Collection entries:

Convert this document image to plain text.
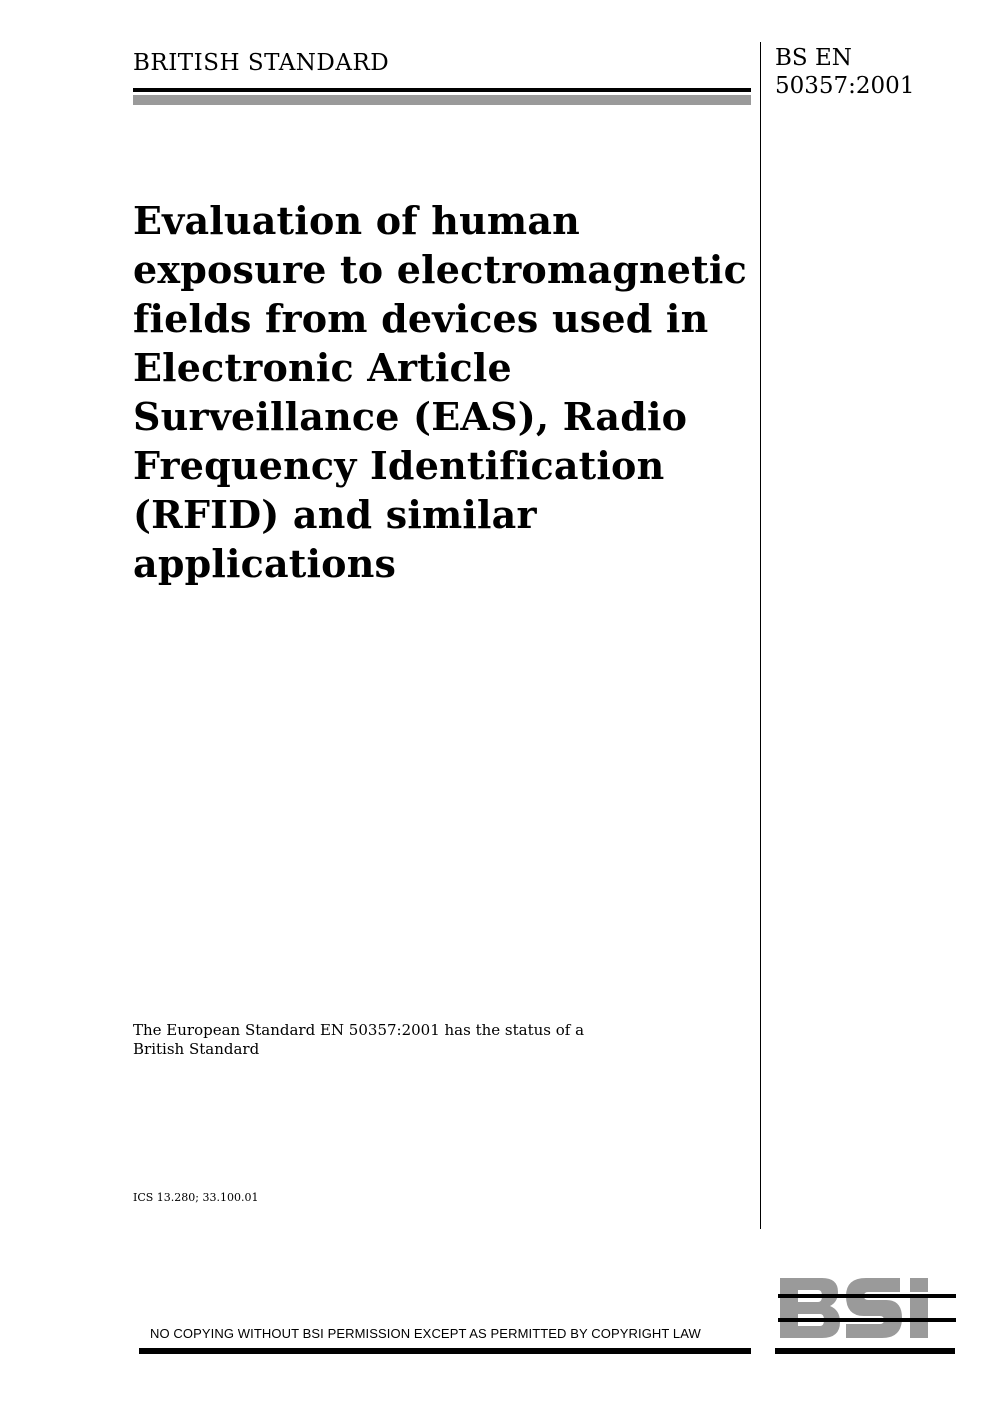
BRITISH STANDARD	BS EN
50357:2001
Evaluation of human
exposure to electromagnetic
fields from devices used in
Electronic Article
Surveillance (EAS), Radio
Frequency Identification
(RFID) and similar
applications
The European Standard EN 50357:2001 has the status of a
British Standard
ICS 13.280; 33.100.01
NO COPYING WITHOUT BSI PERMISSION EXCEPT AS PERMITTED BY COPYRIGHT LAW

**GIVEN PROBLEM**.
Every entry must be transcribed exactly. Pictures do not belong in the copy.

**ANSWER TO THE EXERCISE**.
Convert this document image to plain text.
BRITISH STANDARD	BS EN
50357:2001
Evaluation of human
exposure to electromagnetic
fields from devices used in
Electronic Article
Surveillance (EAS), Radio
Frequency Identification
(RFID) and similar
applications
The European Standard EN 50357:2001 has the status of a
British Standard
ICS 13.280; 33.100.01
NO COPYING WITHOUT BSI PERMISSION EXCEPT AS PERMITTED BY COPYRIGHT LAW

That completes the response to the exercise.